▸ To do
A: In the text on content management editing tools, at what level does Word itself apply styles?
B: Copy the text on content management editing tools word for word, starting with "- HTML editors" and going on through "training, and support.".

▸ Document segment
________________________________________
Most content management
tools focus on metadata capture through form- and template-based strategies
in the hope of providing accessible and workable interfaces for creation of
content. Others try to simplify the complex editorial processes of implementing
structured content by using common office applications, either by building
XML tagging capabilities on to Word, such as HyperVisions WorX (www.hvltd.com),
or as a tightly integrated postprocessor, such as Ineras eXtyles (www.inera.com).
Most (if not all) content management systems manage Word documents to some
degree, with some doing a better job than others in terms of chunking
and inferring the structure of the Word content. Others rely on at least being
able to index the Word document with some relevant metadata. Microsoft Word
also can serve as the front-end behind which another program enables XML or
other object-level tagging. J.D. Edwards (www.jdedwards.com)
Enterprise Content Manager, for example, uses Word as its front-end, managing
componentized Word files in its single-source repository and uses the components
to build output for multiple uses. And then there are the well established
SGML/XML editors for those who recognize that more pain up front yields better
and more useful results on the back end, such as Arbortexts Epic Editor
(www.arbortext.com).
Breaking content into
components that are managed within a content management system is effective
not only in regard to single-source publishing, but can provide measurable
ROI for some applications like translating and managing multi-lingual content.
The addition of structural tagging and business rules tagging to the content
can serve to maximize the contents usefulness from improved search and
retrieval, personalization, and business-related issues such as compliance
and security. As content management becomes more central to the operation
of the enterprise, these capabilities become critical.
When it comes to considering
editorial interfaces to or for content management systems, organizations have
a number of options:
- Forms-based interfaces
have become de rigueur for content management systems. This is mainly
because the CMS applications are often based on relational repositories,
and the shortest distance between a thin client and a relational database
is an HTML form. The bulk of CMS applications are reliant on this kind of
interface as the primary means of entering and updating content and assigning
metadata at a coarse level.
- Word processing applications
such as Microsoft Word can be used to create content to be stored in its
native form, or saved out as HTML or other neutral format. The challenge,
of course, is integrating the proprietary structures in Word with the more
neutral structures the content management system storeseither relational
databases, some sort of object storage, or XML. The level of granularity
in tagging with this option can vary greatly; while Word itself only applies
styles at a paragraph level, some editorial interfaces based on Word can
impose XML- or object-level granularity.
- HTML editors can be
used to create and edit content that is stored as HTML, or smaller, relatively
discrete chunks of content that can be mapped from the HTML
to the underlying data structures. This approach has little efficiency for
content situations where content needs to be finely grained and/or is of
great quality.
- Full-blown XML editing
tools can be used to create and edit all or some of the content, and can
also be used to interact with metadata. This approach provides the strongest
capability for finely grained tagging of content, but also can be more expensive
in terms of software seats, training, and support.
________________________________________
▸ Supplied material
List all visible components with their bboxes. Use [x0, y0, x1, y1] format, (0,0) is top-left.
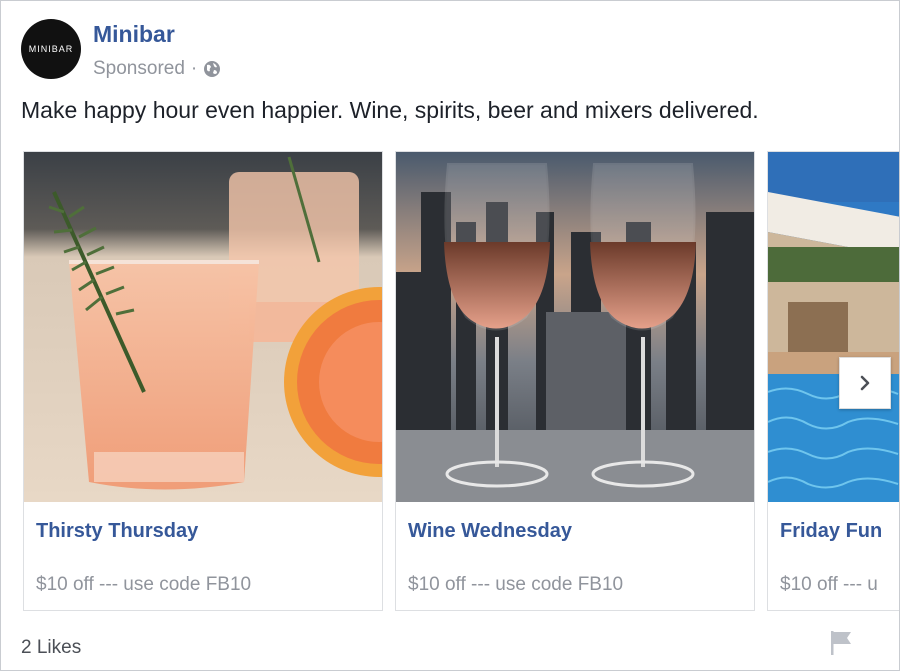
________________________________________
▸ Per-task outputs
A: At a paragraph level.

B:
- HTML editors can be
used to create and edit content that is stored as HTML, or smaller, relatively
discrete chunks of content that can be mapped from the HTML
to the underlying data structures. This approach has little efficiency for
content situations where content needs to be finely grained and/or is of
great quality.
- Full-blown XML editing
tools can be used to create and edit all or some of the content, and can
also be used to interact with metadata. This approach provides the strongest
capability for finely grained tagging of content, but also can be more expensive
in terms of software seats, training, and support.